» THE PROBLEM: Return the full material exactly.

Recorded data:

● ● ● ● ●

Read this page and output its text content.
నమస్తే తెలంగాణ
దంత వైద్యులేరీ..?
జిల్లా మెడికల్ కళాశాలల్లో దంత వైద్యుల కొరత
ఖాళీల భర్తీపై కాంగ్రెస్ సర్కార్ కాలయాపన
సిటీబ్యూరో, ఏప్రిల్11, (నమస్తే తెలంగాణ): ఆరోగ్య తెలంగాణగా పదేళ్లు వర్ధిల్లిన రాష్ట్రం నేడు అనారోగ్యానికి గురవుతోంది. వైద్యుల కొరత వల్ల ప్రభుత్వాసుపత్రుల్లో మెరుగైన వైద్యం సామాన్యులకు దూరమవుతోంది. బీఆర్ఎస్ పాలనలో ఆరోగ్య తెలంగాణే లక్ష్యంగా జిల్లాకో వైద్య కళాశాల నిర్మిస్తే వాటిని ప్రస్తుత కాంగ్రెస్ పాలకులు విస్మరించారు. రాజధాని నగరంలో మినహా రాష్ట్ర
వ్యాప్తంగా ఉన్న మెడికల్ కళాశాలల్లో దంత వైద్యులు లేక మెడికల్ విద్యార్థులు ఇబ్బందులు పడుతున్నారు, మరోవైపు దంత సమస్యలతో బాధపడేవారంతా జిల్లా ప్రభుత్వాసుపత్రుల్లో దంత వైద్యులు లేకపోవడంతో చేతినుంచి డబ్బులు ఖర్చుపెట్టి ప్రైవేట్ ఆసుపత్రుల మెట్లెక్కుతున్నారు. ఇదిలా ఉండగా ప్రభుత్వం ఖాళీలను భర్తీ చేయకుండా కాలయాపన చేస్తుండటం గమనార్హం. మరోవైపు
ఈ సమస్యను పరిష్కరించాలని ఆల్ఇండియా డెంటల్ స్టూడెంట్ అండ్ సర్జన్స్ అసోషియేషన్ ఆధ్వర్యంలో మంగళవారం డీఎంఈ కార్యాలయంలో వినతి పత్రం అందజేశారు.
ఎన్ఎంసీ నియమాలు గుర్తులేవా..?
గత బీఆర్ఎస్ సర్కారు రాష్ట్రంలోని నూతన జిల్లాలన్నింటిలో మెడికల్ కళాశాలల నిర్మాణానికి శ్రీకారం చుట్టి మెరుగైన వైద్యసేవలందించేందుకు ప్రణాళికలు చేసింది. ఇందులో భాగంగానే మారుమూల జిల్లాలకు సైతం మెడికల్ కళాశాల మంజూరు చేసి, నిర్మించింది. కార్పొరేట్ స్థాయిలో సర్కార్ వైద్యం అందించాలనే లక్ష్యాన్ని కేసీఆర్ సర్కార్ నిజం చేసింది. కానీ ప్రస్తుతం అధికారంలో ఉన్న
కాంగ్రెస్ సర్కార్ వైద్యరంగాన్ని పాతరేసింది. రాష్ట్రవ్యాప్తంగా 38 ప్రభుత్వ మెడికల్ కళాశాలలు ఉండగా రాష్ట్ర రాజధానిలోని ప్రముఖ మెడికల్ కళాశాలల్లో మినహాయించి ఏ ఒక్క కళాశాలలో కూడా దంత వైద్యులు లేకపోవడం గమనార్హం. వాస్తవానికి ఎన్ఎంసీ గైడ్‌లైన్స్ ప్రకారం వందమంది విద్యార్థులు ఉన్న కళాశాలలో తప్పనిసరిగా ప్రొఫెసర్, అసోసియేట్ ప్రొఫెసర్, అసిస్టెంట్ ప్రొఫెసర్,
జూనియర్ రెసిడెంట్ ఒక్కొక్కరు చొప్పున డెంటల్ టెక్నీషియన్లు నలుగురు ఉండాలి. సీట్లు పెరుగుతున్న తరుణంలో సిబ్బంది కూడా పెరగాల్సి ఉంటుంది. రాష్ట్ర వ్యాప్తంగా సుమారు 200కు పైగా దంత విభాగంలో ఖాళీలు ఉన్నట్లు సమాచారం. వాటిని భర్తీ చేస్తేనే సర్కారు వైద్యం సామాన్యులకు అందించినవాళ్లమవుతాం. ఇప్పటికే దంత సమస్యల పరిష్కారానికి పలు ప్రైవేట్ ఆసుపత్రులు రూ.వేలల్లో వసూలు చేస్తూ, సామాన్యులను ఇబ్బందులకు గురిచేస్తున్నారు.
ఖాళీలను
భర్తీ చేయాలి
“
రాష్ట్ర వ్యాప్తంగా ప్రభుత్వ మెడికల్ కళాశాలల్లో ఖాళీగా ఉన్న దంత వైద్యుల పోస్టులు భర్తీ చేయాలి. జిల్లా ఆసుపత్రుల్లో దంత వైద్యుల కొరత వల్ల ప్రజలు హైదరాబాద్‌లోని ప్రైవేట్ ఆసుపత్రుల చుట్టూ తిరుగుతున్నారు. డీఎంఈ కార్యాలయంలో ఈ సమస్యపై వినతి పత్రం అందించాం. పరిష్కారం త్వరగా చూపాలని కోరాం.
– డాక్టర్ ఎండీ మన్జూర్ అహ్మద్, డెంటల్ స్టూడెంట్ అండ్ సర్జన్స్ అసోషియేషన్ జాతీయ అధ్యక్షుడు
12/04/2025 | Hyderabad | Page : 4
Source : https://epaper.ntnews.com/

● ● ● ● ●

» OUTPUT FOR THIS TASK:
Read this page and output its text content.
నమస్తే తెలంగాణ
దంత వైద్యులేరీ..?
జిల్లా మెడికల్ కళాశాలల్లో దంత వైద్యుల కొరత
ఖాళీల భర్తీపై కాంగ్రెస్ సర్కార్ కాలయాపన
సిటీబ్యూరో, ఏప్రిల్11, (నమస్తే తెలంగాణ): ఆరోగ్య తెలంగాణగా పదేళ్లు వర్ధిల్లిన రాష్ట్రం నేడు అనారోగ్యానికి గురవుతోంది. వైద్యుల కొరత వల్ల ప్రభుత్వాసుపత్రుల్లో మెరుగైన వైద్యం సామాన్యులకు దూరమవుతోంది. బీఆర్ఎస్ పాలనలో ఆరోగ్య తెలంగాణే లక్ష్యంగా జిల్లాకో వైద్య కళాశాల నిర్మిస్తే వాటిని ప్రస్తుత కాంగ్రెస్ పాలకులు విస్మరించారు. రాజధాని నగరంలో మినహా రాష్ట్ర
వ్యాప్తంగా ఉన్న మెడికల్ కళాశాలల్లో దంత వైద్యులు లేక మెడికల్ విద్యార్థులు ఇబ్బందులు పడుతున్నారు, మరోవైపు దంత సమస్యలతో బాధపడేవారంతా జిల్లా ప్రభుత్వాసుపత్రుల్లో దంత వైద్యులు లేకపోవడంతో చేతినుంచి డబ్బులు ఖర్చుపెట్టి ప్రైవేట్ ఆసుపత్రుల మెట్లెక్కుతున్నారు. ఇదిలా ఉండగా ప్రభుత్వం ఖాళీలను భర్తీ చేయకుండా కాలయాపన చేస్తుండటం గమనార్హం. మరోవైపు
ఈ సమస్యను పరిష్కరించాలని ఆల్ఇండియా డెంటల్ స్టూడెంట్ అండ్ సర్జన్స్ అసోషియేషన్ ఆధ్వర్యంలో మంగళవారం డీఎంఈ కార్యాలయంలో వినతి పత్రం అందజేశారు.
ఎన్ఎంసీ నియమాలు గుర్తులేవా..?
గత బీఆర్ఎస్ సర్కారు రాష్ట్రంలోని నూతన జిల్లాలన్నింటిలో మెడికల్ కళాశాలల నిర్మాణానికి శ్రీకారం చుట్టి మెరుగైన వైద్యసేవలందించేందుకు ప్రణాళికలు చేసింది. ఇందులో భాగంగానే మారుమూల జిల్లాలకు సైతం మెడికల్ కళాశాల మంజూరు చేసి, నిర్మించింది. కార్పొరేట్ స్థాయిలో సర్కార్ వైద్యం అందించాలనే లక్ష్యాన్ని కేసీఆర్ సర్కార్ నిజం చేసింది. కానీ ప్రస్తుతం అధికారంలో ఉన్న
కాంగ్రెస్ సర్కార్ వైద్యరంగాన్ని పాతరేసింది. రాష్ట్రవ్యాప్తంగా 38 ప్రభుత్వ మెడికల్ కళాశాలలు ఉండగా రాష్ట్ర రాజధానిలోని ప్రముఖ మెడికల్ కళాశాలల్లో మినహాయించి ఏ ఒక్క కళాశాలలో కూడా దంత వైద్యులు లేకపోవడం గమనార్హం. వాస్తవానికి ఎన్ఎంసీ గైడ్‌లైన్స్ ప్రకారం వందమంది విద్యార్థులు ఉన్న కళాశాలలో తప్పనిసరిగా ప్రొఫెసర్, అసోసియేట్ ప్రొఫెసర్, అసిస్టెంట్ ప్రొఫెసర్,
జూనియర్ రెసిడెంట్ ఒక్కొక్కరు చొప్పున డెంటల్ టెక్నీషియన్లు నలుగురు ఉండాలి. సీట్లు పెరుగుతున్న తరుణంలో సిబ్బంది కూడా పెరగాల్సి ఉంటుంది. రాష్ట్ర వ్యాప్తంగా సుమారు 200కు పైగా దంత విభాగంలో ఖాళీలు ఉన్నట్లు సమాచారం. వాటిని భర్తీ చేస్తేనే సర్కారు వైద్యం సామాన్యులకు అందించినవాళ్లమవుతాం. ఇప్పటికే దంత సమస్యల పరిష్కారానికి పలు ప్రైవేట్ ఆసుపత్రులు రూ.వేలల్లో వసూలు చేస్తూ, సామాన్యులను ఇబ్బందులకు గురిచేస్తున్నారు.
ఖాళీలను
భర్తీ చేయాలి
“
రాష్ట్ర వ్యాప్తంగా ప్రభుత్వ మెడికల్ కళాశాలల్లో ఖాళీగా ఉన్న దంత వైద్యుల పోస్టులు భర్తీ చేయాలి. జిల్లా ఆసుపత్రుల్లో దంత వైద్యుల కొరత వల్ల ప్రజలు హైదరాబాద్‌లోని ప్రైవేట్ ఆసుపత్రుల చుట్టూ తిరుగుతున్నారు. డీఎంఈ కార్యాలయంలో ఈ సమస్యపై వినతి పత్రం అందించాం. పరిష్కారం త్వరగా చూపాలని కోరాం.
– డాక్టర్ ఎండీ మన్జూర్ అహ్మద్, డెంటల్ స్టూడెంట్ అండ్ సర్జన్స్ అసోషియేషన్ జాతీయ అధ్యక్షుడు
12/04/2025 | Hyderabad | Page : 4
Source : https://epaper.ntnews.com/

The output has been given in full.